__EXERCISE DIRECTIONS__
Some lines below hold "Processing". Pick them out and copy them.

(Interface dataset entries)
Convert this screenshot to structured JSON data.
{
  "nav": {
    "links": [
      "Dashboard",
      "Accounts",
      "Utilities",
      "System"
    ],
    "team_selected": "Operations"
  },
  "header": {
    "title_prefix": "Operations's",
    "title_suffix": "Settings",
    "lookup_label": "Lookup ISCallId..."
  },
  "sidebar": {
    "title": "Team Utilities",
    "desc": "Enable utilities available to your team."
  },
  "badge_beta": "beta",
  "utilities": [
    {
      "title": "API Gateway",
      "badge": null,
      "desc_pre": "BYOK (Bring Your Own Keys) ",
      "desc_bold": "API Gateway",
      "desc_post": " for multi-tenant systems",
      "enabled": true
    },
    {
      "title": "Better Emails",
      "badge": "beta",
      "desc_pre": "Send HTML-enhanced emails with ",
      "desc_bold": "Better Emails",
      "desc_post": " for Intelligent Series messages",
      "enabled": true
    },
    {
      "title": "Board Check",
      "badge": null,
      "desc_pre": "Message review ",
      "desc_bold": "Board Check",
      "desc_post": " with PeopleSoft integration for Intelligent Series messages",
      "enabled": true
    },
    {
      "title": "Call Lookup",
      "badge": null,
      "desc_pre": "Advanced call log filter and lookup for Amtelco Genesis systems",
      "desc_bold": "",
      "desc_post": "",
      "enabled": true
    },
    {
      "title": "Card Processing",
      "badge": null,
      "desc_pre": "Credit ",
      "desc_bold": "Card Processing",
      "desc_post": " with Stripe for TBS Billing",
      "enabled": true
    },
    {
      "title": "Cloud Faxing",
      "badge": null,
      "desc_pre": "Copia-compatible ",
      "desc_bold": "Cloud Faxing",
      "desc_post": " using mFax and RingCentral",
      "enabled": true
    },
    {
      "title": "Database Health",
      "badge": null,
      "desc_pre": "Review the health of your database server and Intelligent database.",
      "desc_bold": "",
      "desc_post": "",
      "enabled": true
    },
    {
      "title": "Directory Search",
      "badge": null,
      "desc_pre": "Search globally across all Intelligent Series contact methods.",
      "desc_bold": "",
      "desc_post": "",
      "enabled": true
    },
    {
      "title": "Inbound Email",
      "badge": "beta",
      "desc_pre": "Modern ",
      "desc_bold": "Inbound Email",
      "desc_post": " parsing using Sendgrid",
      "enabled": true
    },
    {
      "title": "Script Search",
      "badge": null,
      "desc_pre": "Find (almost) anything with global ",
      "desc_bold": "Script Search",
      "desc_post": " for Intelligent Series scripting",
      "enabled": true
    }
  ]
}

--

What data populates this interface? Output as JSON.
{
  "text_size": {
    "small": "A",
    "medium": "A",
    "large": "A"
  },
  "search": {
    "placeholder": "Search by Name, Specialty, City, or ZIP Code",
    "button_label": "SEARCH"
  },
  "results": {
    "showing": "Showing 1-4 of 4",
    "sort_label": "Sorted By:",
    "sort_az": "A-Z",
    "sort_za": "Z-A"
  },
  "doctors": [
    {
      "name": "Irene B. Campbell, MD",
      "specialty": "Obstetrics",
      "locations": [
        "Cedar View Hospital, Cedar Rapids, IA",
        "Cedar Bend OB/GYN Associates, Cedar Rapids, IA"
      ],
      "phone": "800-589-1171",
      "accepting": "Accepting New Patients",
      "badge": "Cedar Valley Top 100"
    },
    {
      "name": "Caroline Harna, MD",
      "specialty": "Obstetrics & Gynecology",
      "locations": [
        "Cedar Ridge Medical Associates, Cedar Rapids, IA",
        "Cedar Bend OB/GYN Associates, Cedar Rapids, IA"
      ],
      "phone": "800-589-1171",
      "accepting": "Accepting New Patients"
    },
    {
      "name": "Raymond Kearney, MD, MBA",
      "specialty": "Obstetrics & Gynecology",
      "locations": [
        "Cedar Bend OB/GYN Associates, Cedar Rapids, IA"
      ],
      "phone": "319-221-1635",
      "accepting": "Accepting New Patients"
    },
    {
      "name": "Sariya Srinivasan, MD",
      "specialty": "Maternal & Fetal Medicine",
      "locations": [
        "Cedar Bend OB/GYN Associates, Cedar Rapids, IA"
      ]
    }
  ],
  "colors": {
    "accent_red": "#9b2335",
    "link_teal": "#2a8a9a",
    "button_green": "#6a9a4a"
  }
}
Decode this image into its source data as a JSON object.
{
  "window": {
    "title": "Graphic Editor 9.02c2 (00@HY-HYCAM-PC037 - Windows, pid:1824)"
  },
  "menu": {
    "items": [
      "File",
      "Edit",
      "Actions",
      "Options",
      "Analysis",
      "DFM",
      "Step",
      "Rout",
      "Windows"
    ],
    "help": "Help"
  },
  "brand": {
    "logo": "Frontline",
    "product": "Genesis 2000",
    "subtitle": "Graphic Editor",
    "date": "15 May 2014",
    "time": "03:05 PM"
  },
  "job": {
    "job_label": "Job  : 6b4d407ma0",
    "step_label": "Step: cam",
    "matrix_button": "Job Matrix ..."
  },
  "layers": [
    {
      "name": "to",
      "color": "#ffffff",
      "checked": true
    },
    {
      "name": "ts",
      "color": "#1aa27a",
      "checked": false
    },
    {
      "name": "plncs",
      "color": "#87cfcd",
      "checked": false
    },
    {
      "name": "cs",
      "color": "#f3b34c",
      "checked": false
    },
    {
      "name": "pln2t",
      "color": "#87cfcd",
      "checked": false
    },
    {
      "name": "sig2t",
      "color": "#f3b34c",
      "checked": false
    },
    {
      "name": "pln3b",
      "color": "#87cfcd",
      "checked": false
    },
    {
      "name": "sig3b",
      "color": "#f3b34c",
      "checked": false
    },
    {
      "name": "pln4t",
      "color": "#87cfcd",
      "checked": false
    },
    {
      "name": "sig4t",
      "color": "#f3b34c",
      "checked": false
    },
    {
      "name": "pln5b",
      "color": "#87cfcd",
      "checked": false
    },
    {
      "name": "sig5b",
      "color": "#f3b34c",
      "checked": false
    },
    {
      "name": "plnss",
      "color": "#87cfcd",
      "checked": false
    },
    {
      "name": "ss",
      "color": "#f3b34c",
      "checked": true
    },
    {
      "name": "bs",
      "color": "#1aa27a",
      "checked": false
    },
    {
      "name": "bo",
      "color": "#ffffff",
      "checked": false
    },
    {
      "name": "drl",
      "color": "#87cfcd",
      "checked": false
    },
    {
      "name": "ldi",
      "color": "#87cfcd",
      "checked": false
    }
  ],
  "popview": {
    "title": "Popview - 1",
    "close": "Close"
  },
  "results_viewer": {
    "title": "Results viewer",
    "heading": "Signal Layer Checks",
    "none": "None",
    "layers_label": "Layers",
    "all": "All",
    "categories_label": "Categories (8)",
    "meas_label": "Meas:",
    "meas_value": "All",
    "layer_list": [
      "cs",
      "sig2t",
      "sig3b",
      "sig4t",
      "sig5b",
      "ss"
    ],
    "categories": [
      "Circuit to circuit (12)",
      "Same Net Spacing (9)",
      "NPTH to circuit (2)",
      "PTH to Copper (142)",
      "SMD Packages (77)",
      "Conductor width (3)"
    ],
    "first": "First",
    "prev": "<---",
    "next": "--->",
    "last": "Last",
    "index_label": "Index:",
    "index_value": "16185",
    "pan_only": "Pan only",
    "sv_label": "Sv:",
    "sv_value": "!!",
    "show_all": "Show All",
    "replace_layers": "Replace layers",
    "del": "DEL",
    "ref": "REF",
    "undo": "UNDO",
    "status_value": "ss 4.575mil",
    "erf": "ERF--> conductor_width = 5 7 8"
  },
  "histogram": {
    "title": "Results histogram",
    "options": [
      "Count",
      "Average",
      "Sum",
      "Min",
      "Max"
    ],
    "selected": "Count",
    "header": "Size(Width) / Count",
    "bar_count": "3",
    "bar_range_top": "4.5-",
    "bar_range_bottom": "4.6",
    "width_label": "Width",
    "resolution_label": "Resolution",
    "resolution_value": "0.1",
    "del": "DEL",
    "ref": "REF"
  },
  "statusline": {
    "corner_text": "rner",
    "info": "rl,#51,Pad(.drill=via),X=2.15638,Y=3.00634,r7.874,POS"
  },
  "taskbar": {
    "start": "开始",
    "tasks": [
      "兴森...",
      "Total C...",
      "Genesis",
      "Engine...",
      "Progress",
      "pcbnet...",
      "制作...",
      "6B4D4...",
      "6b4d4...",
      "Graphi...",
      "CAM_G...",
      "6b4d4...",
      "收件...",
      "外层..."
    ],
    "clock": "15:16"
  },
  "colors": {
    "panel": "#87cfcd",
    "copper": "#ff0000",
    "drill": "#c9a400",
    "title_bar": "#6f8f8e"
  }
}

--

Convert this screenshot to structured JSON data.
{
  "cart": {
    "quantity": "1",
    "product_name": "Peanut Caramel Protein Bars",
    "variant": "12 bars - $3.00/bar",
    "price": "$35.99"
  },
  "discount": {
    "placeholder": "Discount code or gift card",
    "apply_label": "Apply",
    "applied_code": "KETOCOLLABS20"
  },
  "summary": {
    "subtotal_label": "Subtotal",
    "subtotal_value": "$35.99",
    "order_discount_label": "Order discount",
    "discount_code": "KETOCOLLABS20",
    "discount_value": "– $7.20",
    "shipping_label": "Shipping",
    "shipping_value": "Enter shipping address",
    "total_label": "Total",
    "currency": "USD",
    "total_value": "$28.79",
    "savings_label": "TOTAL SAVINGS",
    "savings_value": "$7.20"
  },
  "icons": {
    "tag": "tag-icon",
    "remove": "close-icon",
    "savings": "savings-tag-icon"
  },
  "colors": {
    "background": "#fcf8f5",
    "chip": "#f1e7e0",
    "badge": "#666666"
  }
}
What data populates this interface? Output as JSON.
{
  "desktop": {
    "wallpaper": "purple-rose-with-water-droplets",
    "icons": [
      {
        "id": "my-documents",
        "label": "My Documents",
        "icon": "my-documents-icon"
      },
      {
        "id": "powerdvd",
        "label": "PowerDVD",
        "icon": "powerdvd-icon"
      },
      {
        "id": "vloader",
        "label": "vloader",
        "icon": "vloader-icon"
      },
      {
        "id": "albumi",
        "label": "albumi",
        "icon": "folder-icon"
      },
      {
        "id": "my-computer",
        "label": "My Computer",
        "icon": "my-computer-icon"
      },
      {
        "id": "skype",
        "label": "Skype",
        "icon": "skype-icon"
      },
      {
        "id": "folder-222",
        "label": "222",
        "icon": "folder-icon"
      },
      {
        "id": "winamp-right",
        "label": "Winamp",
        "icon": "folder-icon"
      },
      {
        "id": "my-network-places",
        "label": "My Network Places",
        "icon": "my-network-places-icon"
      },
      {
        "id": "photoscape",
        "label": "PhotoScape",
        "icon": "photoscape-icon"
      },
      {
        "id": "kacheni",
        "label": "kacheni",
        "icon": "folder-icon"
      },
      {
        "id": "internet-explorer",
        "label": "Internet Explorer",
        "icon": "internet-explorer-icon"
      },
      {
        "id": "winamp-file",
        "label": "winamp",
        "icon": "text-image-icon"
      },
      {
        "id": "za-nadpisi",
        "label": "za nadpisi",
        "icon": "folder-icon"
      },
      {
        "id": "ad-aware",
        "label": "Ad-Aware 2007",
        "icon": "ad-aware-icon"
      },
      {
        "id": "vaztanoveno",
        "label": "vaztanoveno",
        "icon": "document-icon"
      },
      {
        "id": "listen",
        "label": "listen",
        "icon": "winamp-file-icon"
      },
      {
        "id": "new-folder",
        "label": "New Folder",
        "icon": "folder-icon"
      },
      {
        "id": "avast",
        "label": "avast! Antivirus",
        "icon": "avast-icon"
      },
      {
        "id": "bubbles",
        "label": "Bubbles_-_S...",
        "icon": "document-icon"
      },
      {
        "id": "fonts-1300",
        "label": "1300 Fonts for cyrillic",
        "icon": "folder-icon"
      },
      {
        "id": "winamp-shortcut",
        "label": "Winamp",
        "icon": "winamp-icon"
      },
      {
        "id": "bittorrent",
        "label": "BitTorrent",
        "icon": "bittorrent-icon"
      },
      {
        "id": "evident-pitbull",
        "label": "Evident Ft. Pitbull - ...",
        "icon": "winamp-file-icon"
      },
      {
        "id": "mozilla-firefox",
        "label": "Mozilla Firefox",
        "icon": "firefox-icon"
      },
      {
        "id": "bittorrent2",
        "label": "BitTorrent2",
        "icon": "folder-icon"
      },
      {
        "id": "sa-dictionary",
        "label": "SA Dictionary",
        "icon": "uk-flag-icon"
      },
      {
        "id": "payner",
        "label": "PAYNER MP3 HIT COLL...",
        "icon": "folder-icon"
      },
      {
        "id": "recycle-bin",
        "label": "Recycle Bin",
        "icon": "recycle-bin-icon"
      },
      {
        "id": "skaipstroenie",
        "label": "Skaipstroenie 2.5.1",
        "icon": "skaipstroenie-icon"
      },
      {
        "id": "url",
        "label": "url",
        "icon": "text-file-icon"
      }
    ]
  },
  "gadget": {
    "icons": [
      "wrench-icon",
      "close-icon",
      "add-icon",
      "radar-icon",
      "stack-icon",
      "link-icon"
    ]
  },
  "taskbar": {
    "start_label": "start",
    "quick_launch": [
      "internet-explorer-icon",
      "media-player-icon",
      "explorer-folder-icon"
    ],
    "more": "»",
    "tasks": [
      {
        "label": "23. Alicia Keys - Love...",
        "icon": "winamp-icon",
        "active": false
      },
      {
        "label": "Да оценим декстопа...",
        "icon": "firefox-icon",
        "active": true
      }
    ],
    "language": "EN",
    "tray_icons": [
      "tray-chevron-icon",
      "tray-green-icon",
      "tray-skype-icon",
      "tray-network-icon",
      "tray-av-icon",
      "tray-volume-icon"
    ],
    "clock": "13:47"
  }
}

__ANSWER AREA__
      "title": "Card Processing",
      "desc_bold": "Card Processing",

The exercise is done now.